* _Set problem_
Extract the text of every entry below exactly; leave images out.
Start of Given records
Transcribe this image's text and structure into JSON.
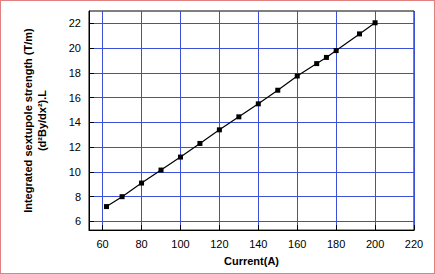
{
  "chart_data": {
    "type": "line",
    "x_label": "Current(A)",
    "y_label": "Integrated sextupole strength (T/m)\n(d²By/dx²).L",
    "x": [
      62,
      70,
      80,
      90,
      100,
      110,
      120,
      130,
      140,
      150,
      160,
      170,
      175,
      180,
      192,
      200
    ],
    "values": [
      7.2,
      8.0,
      9.1,
      10.15,
      11.2,
      12.3,
      13.4,
      14.45,
      15.5,
      16.6,
      17.75,
      18.75,
      19.25,
      19.8,
      21.15,
      22.05
    ],
    "color": "#000000",
    "marker": "square",
    "line_style": "solid",
    "xlim": [
      53,
      220
    ],
    "xticks": [
      60,
      80,
      100,
      120,
      140,
      160,
      180,
      200,
      220
    ],
    "ylim": [
      5.3,
      23
    ],
    "yticks": [
      6,
      8,
      10,
      12,
      14,
      16,
      18,
      20,
      22
    ],
    "grid": true
  }
}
End of Given records
* _In response_
Transcribe this image's text and structure into JSON.
{
  "chart_data": {
    "type": "line",
    "x_label": "Current(A)",
    "y_label": "Integrated sextupole strength (T/m)\n(d²By/dx²).L",
    "x": [
      62,
      70,
      80,
      90,
      100,
      110,
      120,
      130,
      140,
      150,
      160,
      170,
      175,
      180,
      192,
      200
    ],
    "values": [
      7.2,
      8.0,
      9.1,
      10.15,
      11.2,
      12.3,
      13.4,
      14.45,
      15.5,
      16.6,
      17.75,
      18.75,
      19.25,
      19.8,
      21.15,
      22.05
    ],
    "color": "#000000",
    "marker": "square",
    "line_style": "solid",
    "xlim": [
      53,
      220
    ],
    "xticks": [
      60,
      80,
      100,
      120,
      140,
      160,
      180,
      200,
      220
    ],
    "ylim": [
      5.3,
      23
    ],
    "yticks": [
      6,
      8,
      10,
      12,
      14,
      16,
      18,
      20,
      22
    ],
    "grid": true
  }
}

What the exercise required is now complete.